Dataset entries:
____________________

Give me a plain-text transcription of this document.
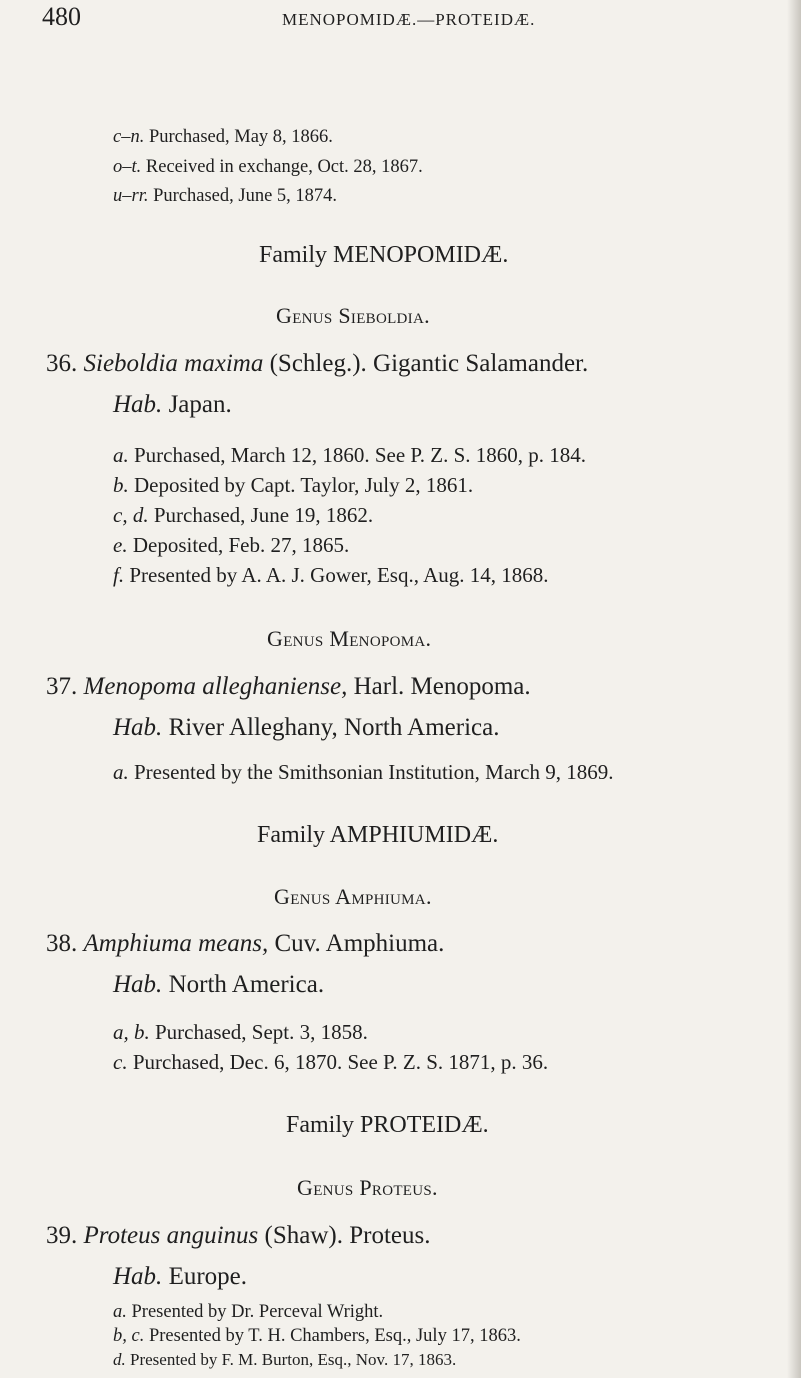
480	MENOPOMIDÆ.—PROTEIDÆ.
c–n. Purchased, May 8, 1866.
o–t. Received in exchange, Oct. 28, 1867.
u–rr. Purchased, June 5, 1874.
Family MENOPOMIDÆ.
Genus Sieboldia.
36. Sieboldia maxima (Schleg.). Gigantic Salamander.
Hab. Japan.
a. Purchased, March 12, 1860. See P. Z. S. 1860, p. 184.
b. Deposited by Capt. Taylor, July 2, 1861.
c, d. Purchased, June 19, 1862.
e. Deposited, Feb. 27, 1865.
f. Presented by A. A. J. Gower, Esq., Aug. 14, 1868.
Genus Menopoma.
37. Menopoma alleghaniense, Harl. Menopoma.
Hab. River Alleghany, North America.
a. Presented by the Smithsonian Institution, March 9, 1869.
Family AMPHIUMIDÆ.
Genus Amphiuma.
38. Amphiuma means, Cuv. Amphiuma.
Hab. North America.
a, b. Purchased, Sept. 3, 1858.
c. Purchased, Dec. 6, 1870. See P. Z. S. 1871, p. 36.
Family PROTEIDÆ.
Genus Proteus.
39. Proteus anguinus (Shaw). Proteus.
Hab. Europe.
a. Presented by Dr. Perceval Wright.
b, c. Presented by T. H. Chambers, Esq., July 17, 1863.
d. Presented by F. M. Burton, Esq., Nov. 17, 1863.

____________________

From start to finish, output the listing exactly, but omit its pictures.

ANSWER TO THIS PROBLEM:
Give me a plain-text transcription of this document.
480	MENOPOMIDÆ.—PROTEIDÆ.
c–n. Purchased, May 8, 1866.
o–t. Received in exchange, Oct. 28, 1867.
u–rr. Purchased, June 5, 1874.
Family MENOPOMIDÆ.
Genus Sieboldia.
36. Sieboldia maxima (Schleg.). Gigantic Salamander.
Hab. Japan.
a. Purchased, March 12, 1860. See P. Z. S. 1860, p. 184.
b. Deposited by Capt. Taylor, July 2, 1861.
c, d. Purchased, June 19, 1862.
e. Deposited, Feb. 27, 1865.
f. Presented by A. A. J. Gower, Esq., Aug. 14, 1868.
Genus Menopoma.
37. Menopoma alleghaniense, Harl. Menopoma.
Hab. River Alleghany, North America.
a. Presented by the Smithsonian Institution, March 9, 1869.
Family AMPHIUMIDÆ.
Genus Amphiuma.
38. Amphiuma means, Cuv. Amphiuma.
Hab. North America.
a, b. Purchased, Sept. 3, 1858.
c. Purchased, Dec. 6, 1870. See P. Z. S. 1871, p. 36.
Family PROTEIDÆ.
Genus Proteus.
39. Proteus anguinus (Shaw). Proteus.
Hab. Europe.
a. Presented by Dr. Perceval Wright.
b, c. Presented by T. H. Chambers, Esq., July 17, 1863.
d. Presented by F. M. Burton, Esq., Nov. 17, 1863.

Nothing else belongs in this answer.